> Directive:
Repeat each line exactly, leaving nothing out.
======== Data shown
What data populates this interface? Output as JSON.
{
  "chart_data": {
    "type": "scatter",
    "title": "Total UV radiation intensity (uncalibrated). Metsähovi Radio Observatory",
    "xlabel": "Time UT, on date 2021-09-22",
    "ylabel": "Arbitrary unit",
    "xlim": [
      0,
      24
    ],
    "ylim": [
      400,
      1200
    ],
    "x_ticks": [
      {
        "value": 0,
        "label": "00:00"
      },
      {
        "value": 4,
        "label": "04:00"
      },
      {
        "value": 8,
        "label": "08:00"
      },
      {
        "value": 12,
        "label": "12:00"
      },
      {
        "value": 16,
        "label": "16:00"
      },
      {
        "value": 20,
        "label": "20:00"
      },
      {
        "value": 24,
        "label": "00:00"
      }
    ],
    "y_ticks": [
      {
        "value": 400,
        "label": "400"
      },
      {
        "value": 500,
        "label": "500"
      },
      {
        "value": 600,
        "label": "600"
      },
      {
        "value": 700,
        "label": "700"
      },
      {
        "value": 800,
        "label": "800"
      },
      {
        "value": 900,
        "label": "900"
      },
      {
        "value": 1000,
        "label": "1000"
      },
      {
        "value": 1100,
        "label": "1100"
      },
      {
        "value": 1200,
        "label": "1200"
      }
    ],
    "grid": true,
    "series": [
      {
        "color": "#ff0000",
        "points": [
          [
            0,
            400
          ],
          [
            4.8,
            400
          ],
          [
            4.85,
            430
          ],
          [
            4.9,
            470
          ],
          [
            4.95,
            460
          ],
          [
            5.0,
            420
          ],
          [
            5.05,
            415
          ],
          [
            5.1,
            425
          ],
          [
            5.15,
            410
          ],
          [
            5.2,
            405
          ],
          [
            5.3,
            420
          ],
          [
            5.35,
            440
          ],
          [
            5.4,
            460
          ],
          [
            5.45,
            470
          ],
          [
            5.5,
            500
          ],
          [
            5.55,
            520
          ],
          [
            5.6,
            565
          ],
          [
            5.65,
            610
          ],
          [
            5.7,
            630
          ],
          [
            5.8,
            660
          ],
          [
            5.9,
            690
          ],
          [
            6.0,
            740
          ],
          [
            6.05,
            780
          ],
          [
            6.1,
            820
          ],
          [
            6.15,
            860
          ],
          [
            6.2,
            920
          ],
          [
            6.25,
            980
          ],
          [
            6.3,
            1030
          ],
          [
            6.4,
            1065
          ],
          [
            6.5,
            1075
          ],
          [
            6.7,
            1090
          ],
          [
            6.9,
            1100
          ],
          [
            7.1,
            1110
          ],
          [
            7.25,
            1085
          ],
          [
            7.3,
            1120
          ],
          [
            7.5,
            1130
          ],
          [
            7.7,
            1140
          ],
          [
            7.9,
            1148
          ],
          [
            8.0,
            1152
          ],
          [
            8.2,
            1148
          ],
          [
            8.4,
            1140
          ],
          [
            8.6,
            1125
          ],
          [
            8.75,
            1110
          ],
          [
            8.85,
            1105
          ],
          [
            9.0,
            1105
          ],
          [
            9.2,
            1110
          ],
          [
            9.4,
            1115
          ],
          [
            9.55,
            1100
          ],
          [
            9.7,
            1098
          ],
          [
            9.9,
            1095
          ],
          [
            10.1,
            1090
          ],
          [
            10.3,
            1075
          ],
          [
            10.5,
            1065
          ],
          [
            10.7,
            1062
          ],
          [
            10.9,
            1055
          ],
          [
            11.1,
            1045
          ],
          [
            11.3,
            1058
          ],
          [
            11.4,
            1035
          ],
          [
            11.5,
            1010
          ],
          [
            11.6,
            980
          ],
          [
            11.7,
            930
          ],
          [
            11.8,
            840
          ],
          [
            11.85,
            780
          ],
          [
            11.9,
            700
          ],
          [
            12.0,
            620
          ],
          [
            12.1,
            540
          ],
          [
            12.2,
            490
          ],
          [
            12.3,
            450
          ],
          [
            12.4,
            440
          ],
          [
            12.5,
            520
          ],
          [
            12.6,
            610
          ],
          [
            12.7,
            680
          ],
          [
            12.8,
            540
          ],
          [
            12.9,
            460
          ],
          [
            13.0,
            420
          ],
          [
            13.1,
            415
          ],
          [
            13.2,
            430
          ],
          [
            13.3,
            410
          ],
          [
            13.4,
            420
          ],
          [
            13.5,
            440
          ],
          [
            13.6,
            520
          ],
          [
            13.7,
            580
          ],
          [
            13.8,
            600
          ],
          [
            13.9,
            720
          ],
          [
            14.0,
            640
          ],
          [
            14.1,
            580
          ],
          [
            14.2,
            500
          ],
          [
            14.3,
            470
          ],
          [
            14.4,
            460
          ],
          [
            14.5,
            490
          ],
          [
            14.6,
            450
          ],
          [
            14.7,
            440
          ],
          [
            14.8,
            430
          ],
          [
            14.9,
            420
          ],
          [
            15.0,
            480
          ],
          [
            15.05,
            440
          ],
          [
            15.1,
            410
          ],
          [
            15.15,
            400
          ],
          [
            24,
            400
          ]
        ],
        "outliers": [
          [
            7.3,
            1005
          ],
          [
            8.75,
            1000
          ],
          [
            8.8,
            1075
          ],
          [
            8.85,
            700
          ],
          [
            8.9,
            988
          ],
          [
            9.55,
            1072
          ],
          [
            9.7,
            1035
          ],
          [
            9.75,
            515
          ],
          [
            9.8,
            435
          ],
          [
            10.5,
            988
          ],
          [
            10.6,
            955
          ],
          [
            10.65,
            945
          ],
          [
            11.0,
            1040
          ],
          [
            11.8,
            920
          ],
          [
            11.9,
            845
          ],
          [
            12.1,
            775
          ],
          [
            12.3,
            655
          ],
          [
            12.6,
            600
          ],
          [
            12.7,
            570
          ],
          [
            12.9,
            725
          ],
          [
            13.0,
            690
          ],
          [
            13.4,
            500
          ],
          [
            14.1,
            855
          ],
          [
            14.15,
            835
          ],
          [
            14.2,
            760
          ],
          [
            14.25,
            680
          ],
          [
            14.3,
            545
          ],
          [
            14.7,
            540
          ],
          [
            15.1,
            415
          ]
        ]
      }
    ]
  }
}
================
> Solution to the problem:
What data populates this interface? Output as JSON.
{
  "chart_data": {
    "type": "scatter",
    "title": "Total UV radiation intensity (uncalibrated). Metsähovi Radio Observatory",
    "xlabel": "Time UT, on date 2021-09-22",
    "ylabel": "Arbitrary unit",
    "xlim": [
      0,
      24
    ],
    "ylim": [
      400,
      1200
    ],
    "x_ticks": [
      {
        "value": 0,
        "label": "00:00"
      },
      {
        "value": 4,
        "label": "04:00"
      },
      {
        "value": 8,
        "label": "08:00"
      },
      {
        "value": 12,
        "label": "12:00"
      },
      {
        "value": 16,
        "label": "16:00"
      },
      {
        "value": 20,
        "label": "20:00"
      },
      {
        "value": 24,
        "label": "00:00"
      }
    ],
    "y_ticks": [
      {
        "value": 400,
        "label": "400"
      },
      {
        "value": 500,
        "label": "500"
      },
      {
        "value": 600,
        "label": "600"
      },
      {
        "value": 700,
        "label": "700"
      },
      {
        "value": 800,
        "label": "800"
      },
      {
        "value": 900,
        "label": "900"
      },
      {
        "value": 1000,
        "label": "1000"
      },
      {
        "value": 1100,
        "label": "1100"
      },
      {
        "value": 1200,
        "label": "1200"
      }
    ],
    "grid": true,
    "series": [
      {
        "color": "#ff0000",
        "points": [
          [
            0,
            400
          ],
          [
            4.8,
            400
          ],
          [
            4.85,
            430
          ],
          [
            4.9,
            470
          ],
          [
            4.95,
            460
          ],
          [
            5.0,
            420
          ],
          [
            5.05,
            415
          ],
          [
            5.1,
            425
          ],
          [
            5.15,
            410
          ],
          [
            5.2,
            405
          ],
          [
            5.3,
            420
          ],
          [
            5.35,
            440
          ],
          [
            5.4,
            460
          ],
          [
            5.45,
            470
          ],
          [
            5.5,
            500
          ],
          [
            5.55,
            520
          ],
          [
            5.6,
            565
          ],
          [
            5.65,
            610
          ],
          [
            5.7,
            630
          ],
          [
            5.8,
            660
          ],
          [
            5.9,
            690
          ],
          [
            6.0,
            740
          ],
          [
            6.05,
            780
          ],
          [
            6.1,
            820
          ],
          [
            6.15,
            860
          ],
          [
            6.2,
            920
          ],
          [
            6.25,
            980
          ],
          [
            6.3,
            1030
          ],
          [
            6.4,
            1065
          ],
          [
            6.5,
            1075
          ],
          [
            6.7,
            1090
          ],
          [
            6.9,
            1100
          ],
          [
            7.1,
            1110
          ],
          [
            7.25,
            1085
          ],
          [
            7.3,
            1120
          ],
          [
            7.5,
            1130
          ],
          [
            7.7,
            1140
          ],
          [
            7.9,
            1148
          ],
          [
            8.0,
            1152
          ],
          [
            8.2,
            1148
          ],
          [
            8.4,
            1140
          ],
          [
            8.6,
            1125
          ],
          [
            8.75,
            1110
          ],
          [
            8.85,
            1105
          ],
          [
            9.0,
            1105
          ],
          [
            9.2,
            1110
          ],
          [
            9.4,
            1115
          ],
          [
            9.55,
            1100
          ],
          [
            9.7,
            1098
          ],
          [
            9.9,
            1095
          ],
          [
            10.1,
            1090
          ],
          [
            10.3,
            1075
          ],
          [
            10.5,
            1065
          ],
          [
            10.7,
            1062
          ],
          [
            10.9,
            1055
          ],
          [
            11.1,
            1045
          ],
          [
            11.3,
            1058
          ],
          [
            11.4,
            1035
          ],
          [
            11.5,
            1010
          ],
          [
            11.6,
            980
          ],
          [
            11.7,
            930
          ],
          [
            11.8,
            840
          ],
          [
            11.85,
            780
          ],
          [
            11.9,
            700
          ],
          [
            12.0,
            620
          ],
          [
            12.1,
            540
          ],
          [
            12.2,
            490
          ],
          [
            12.3,
            450
          ],
          [
            12.4,
            440
          ],
          [
            12.5,
            520
          ],
          [
            12.6,
            610
          ],
          [
            12.7,
            680
          ],
          [
            12.8,
            540
          ],
          [
            12.9,
            460
          ],
          [
            13.0,
            420
          ],
          [
            13.1,
            415
          ],
          [
            13.2,
            430
          ],
          [
            13.3,
            410
          ],
          [
            13.4,
            420
          ],
          [
            13.5,
            440
          ],
          [
            13.6,
            520
          ],
          [
            13.7,
            580
          ],
          [
            13.8,
            600
          ],
          [
            13.9,
            720
          ],
          [
            14.0,
            640
          ],
          [
            14.1,
            580
          ],
          [
            14.2,
            500
          ],
          [
            14.3,
            470
          ],
          [
            14.4,
            460
          ],
          [
            14.5,
            490
          ],
          [
            14.6,
            450
          ],
          [
            14.7,
            440
          ],
          [
            14.8,
            430
          ],
          [
            14.9,
            420
          ],
          [
            15.0,
            480
          ],
          [
            15.05,
            440
          ],
          [
            15.1,
            410
          ],
          [
            15.15,
            400
          ],
          [
            24,
            400
          ]
        ],
        "outliers": [
          [
            7.3,
            1005
          ],
          [
            8.75,
            1000
          ],
          [
            8.8,
            1075
          ],
          [
            8.85,
            700
          ],
          [
            8.9,
            988
          ],
          [
            9.55,
            1072
          ],
          [
            9.7,
            1035
          ],
          [
            9.75,
            515
          ],
          [
            9.8,
            435
          ],
          [
            10.5,
            988
          ],
          [
            10.6,
            955
          ],
          [
            10.65,
            945
          ],
          [
            11.0,
            1040
          ],
          [
            11.8,
            920
          ],
          [
            11.9,
            845
          ],
          [
            12.1,
            775
          ],
          [
            12.3,
            655
          ],
          [
            12.6,
            600
          ],
          [
            12.7,
            570
          ],
          [
            12.9,
            725
          ],
          [
            13.0,
            690
          ],
          [
            13.4,
            500
          ],
          [
            14.1,
            855
          ],
          [
            14.15,
            835
          ],
          [
            14.2,
            760
          ],
          [
            14.25,
            680
          ],
          [
            14.3,
            545
          ],
          [
            14.7,
            540
          ],
          [
            15.1,
            415
          ]
        ]
      }
    ]
  }
}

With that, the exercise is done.